▶ Required task:
Check each line of the material. Copy those containing "true".

* START Data lines *

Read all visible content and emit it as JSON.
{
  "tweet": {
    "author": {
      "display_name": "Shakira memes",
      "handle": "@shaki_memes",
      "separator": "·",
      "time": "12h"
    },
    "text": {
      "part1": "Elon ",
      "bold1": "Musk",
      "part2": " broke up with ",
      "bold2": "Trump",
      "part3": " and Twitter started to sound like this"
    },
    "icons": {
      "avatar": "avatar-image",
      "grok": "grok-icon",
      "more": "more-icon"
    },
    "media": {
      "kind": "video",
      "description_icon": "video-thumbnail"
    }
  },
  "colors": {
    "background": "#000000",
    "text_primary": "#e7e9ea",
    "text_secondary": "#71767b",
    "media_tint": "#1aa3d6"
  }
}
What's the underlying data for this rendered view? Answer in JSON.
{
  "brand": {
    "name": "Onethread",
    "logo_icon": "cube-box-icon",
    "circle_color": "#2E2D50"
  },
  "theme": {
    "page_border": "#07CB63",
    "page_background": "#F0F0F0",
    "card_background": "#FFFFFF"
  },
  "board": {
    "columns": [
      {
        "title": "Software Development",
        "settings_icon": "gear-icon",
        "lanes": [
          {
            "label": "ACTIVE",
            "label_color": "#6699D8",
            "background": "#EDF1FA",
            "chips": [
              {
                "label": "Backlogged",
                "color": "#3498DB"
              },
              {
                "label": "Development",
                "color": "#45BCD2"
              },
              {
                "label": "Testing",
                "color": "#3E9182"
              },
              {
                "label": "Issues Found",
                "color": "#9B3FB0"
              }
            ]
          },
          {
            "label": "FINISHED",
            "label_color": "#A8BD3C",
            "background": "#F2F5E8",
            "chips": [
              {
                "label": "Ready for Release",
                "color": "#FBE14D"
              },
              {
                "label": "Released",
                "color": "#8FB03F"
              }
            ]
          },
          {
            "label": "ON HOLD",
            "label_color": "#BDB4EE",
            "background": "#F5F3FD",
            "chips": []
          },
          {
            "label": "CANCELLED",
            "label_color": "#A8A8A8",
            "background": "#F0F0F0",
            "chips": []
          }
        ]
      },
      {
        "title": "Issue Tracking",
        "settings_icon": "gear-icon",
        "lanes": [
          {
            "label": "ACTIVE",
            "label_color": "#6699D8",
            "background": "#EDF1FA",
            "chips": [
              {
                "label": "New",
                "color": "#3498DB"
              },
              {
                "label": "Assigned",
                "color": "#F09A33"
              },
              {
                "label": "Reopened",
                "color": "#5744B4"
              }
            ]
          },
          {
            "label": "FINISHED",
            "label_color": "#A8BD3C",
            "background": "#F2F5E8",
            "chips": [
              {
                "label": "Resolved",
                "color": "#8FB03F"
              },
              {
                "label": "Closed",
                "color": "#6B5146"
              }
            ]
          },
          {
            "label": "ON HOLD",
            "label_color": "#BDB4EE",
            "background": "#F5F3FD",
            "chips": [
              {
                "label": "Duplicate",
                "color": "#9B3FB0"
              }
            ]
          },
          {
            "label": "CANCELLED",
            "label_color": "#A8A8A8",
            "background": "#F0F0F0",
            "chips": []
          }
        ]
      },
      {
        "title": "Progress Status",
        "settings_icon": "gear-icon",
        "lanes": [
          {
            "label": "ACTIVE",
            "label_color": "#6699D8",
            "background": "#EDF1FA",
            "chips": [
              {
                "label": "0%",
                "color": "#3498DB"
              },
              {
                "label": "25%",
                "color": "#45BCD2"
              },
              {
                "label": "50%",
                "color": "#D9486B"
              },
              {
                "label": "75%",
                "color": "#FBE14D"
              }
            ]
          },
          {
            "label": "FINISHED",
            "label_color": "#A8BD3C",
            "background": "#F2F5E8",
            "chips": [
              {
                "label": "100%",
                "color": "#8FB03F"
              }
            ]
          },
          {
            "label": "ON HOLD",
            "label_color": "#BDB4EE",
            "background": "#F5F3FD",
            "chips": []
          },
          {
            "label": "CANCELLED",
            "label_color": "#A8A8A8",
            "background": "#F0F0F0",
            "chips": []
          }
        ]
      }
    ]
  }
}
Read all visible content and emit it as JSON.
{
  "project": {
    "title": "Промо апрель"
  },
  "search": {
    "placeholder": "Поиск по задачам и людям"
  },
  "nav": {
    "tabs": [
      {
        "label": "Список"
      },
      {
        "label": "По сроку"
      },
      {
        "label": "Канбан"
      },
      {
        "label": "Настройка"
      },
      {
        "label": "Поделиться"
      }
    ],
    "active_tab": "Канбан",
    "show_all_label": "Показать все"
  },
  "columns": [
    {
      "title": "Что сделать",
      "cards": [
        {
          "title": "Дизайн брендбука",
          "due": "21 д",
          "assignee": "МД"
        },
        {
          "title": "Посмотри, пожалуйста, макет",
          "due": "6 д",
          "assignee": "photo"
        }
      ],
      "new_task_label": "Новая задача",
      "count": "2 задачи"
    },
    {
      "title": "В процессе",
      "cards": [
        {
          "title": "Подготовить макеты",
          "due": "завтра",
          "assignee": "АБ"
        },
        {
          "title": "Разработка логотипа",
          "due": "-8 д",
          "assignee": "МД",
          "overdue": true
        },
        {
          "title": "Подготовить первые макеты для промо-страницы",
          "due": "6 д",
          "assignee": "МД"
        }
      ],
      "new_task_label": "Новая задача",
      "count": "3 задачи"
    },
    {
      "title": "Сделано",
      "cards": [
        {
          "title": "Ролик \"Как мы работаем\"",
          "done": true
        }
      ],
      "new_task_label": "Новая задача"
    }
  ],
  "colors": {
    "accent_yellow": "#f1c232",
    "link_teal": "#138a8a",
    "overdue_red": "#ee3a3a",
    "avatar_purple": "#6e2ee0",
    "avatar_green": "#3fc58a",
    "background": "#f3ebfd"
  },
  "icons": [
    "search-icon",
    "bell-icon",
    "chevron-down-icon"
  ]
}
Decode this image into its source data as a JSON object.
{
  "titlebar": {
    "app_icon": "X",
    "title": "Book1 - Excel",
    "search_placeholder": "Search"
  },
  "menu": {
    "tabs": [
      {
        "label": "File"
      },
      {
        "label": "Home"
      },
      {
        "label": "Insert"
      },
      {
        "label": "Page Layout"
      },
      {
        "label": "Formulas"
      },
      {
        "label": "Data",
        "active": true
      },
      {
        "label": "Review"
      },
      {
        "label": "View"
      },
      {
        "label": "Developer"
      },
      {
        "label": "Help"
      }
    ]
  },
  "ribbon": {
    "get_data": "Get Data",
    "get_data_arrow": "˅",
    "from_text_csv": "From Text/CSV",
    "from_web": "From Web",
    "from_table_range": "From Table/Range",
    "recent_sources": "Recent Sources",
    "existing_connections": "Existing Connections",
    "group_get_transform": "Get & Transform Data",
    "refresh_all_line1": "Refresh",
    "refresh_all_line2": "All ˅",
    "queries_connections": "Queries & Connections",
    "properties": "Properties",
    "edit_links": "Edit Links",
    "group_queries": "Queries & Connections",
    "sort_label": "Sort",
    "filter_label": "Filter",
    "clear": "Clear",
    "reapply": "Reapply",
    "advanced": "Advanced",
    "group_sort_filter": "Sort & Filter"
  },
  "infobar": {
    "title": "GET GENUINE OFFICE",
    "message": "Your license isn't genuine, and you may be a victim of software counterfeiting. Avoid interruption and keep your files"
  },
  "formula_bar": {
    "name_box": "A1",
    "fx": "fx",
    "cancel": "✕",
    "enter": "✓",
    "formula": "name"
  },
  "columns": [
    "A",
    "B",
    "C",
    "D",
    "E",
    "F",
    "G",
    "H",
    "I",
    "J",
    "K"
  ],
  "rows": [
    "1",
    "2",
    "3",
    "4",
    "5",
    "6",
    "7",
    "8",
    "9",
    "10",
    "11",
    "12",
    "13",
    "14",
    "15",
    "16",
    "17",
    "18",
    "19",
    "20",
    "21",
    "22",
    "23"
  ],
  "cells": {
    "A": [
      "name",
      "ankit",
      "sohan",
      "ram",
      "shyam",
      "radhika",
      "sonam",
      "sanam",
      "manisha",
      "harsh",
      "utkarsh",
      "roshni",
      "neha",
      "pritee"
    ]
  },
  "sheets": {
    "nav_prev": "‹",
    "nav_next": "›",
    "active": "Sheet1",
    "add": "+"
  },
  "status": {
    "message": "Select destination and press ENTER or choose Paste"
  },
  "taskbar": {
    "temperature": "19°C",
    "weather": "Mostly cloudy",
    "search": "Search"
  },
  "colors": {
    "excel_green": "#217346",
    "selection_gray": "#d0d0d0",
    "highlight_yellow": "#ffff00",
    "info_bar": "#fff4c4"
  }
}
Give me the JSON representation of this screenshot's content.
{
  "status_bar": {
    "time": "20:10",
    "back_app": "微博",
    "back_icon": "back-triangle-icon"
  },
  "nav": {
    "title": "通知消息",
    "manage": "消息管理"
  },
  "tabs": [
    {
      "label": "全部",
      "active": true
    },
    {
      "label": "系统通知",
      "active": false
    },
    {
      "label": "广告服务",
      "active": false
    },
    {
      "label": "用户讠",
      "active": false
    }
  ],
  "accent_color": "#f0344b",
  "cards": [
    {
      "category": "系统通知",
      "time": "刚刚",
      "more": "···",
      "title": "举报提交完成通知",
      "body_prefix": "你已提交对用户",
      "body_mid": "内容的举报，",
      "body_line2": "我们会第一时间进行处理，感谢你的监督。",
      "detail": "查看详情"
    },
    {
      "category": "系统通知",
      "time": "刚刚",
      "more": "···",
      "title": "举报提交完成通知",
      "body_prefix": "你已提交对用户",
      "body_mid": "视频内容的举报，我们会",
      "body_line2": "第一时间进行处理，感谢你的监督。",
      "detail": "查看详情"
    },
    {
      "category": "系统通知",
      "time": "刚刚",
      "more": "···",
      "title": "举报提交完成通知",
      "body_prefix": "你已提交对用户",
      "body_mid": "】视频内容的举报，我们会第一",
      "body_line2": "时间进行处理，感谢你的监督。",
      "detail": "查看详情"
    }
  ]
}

* END Data lines *

▶ Solution to this task:
          "overdue": true
          "done": true
        "active": true
      "active": true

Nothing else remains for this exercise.